In Part 1, we spent the morning with Oguri-san, a tea merchant on the Makinohara Plateau, tasting his blends and hearing how he thinks about flavor. Now, in the afternoon, we drive a few minutes down the road to meet the farmer who grows the leaves — Sugita-san, an organic tea producer who has been working this land for thirty-five years.

Two families, one plateau, two very different relationships with the same soil.

Thirty-five years on the Makinohara Plateau. Sugita Tea Farm.

Sugita Tea Farm's organic tea fields on the Makinohara Plateau

Sugita Tea Farm did not begin as a tea farm. Sugita-san's father and grandfather were in the construction materials business — heavy machinery, earthmoving, the kind of work that reshapes terrain. About thirty-five years ago, the family turned that equipment toward a different purpose: clearing uncultivated land on the Makinohara Plateau and planting tea.

They started growing organically before Japan's JAS organic certification system even existed. (The JAS organic standard was not introduced until August 2000 — reference.) Today, the farm produces organic sencha and organic black tea alongside conventionally grown Benifuki black tea, Yabukita and Tsuyuhikari sencha, and Okumidori tencha — the shade-grown leaf that becomes matcha. Four cultivars, two farming philosophies, one family of four.

That is a lot of tea for a small operation. During harvest season, the Sugita family brings in extra hands — young people apprenticing on nearby farms, aspiring growers looking for experience. The fields become a kind of informal school.

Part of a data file
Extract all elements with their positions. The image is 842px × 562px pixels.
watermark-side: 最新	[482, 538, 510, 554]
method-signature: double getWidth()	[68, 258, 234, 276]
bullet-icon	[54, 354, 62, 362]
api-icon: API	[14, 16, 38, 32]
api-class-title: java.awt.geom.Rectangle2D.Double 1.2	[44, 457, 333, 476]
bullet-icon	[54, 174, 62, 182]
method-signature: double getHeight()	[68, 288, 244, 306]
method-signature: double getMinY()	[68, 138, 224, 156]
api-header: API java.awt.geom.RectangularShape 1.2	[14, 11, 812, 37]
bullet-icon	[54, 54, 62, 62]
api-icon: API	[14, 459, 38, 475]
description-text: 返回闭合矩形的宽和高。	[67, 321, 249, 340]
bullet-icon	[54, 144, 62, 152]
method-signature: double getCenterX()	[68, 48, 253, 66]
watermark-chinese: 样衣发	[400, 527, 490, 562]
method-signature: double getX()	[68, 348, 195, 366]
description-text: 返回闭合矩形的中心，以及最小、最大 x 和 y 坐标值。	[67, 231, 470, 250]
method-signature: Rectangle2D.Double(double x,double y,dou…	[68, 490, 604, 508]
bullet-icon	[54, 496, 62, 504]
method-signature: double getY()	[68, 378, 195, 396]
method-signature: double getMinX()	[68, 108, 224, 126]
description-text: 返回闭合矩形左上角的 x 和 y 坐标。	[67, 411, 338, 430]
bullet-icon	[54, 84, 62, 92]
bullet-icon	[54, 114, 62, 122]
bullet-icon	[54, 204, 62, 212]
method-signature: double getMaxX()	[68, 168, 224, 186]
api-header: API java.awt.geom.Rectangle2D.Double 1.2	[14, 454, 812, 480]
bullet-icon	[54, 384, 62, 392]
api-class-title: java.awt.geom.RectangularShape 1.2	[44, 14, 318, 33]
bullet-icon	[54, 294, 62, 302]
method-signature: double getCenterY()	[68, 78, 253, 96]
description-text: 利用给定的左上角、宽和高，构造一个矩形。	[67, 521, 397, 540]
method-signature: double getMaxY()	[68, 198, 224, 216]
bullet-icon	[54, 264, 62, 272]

» **Direction 1**:
Could you sum up the Sugita Tea Farm piece in two sentences?
» **Direction 2**:
Would you proceed with the piece about Sugita Tea Farm, picking up right after its last sentence?

» **Written response 1**:
Sugita-san has worked land on the Makinohara Plateau for thirty-five years, ever since the family turned its construction-materials equipment to clearing uncultivated land and planting tea, which they grew organically before Japan's JAS organic certification existed. The farm now produces organic sencha and organic black tea alongside conventionally grown Benifuki, Yabukita, Tsuyuhikari and Okumidori tencha, so during harvest the family of four brings in apprentices and aspiring growers, making the fields a kind of informal school.

» **Written response 2**:
We sat down with Motoyuki Sugita, the second generation.

Motoyuki Sugita, second-generation tea farmer at Sugita Tea Farm

"My father and grandfather were in building materials, so we had the heavy machines," Sugita-san tells us. "The organic fields we farm now — that land was not a tea field before. We cleared it ourselves, broke the ground, planted from scratch. We have only been doing this since my father's generation, so our history is still pretty short."

Sugita-san was in middle school when his father made the switch. That father went on to become a recognized practitioner of temomi — hand-rolled tea, a technique that has nearly vanished from modern production. He is a member of the Temomi Hozonkai, the preservation society dedicated to keeping the craft alive.

Sugita-san and Oguri-san, a cross-generational partnership between farmer and merchant

The elder Sugita's conviction — that natural things should be grown naturally, with as little artificial intervention as possible — set the direction the farm still follows.

A farmer and a merchant, two generations deep

Oguri Tea Farm, the merchant we visited in Part 1, once grew their own tea as well. Over time, the trading side of the business consumed all their attention, and they began leasing their land to farmers. Sugita-san's family was one of the first to take it on. The relationship between the two families stretches back a generation — Sugita-san's father and Oguri-san's predecessors worked together, and now their sons continue the partnership, pushing each other toward new kinds of tea.

What organic means on the Makinohara Plateau

Sugita Tea Farm's fields in Makinohara, Shizuoka

Oguri-san and Sugita-san are currently growing organic black tea for export. The reason they chose to specialize in organic for the overseas market is straightforward: every country has different pesticide residue standards. Organic sidesteps the problem entirely.

But organic farming on the Makinohara Plateau is not a simple decision. Oguri-san explains the difficulty plainly.

"Very few people do organic here. When you are surrounded by conventional farms, being the only organic operation is nearly impossible. If the farm next door sprays, the wind carries it over. When inspectors test the leaves, sometimes the numbers come back positive — and there is nothing you can do about it. You need isolated land, set apart from the others."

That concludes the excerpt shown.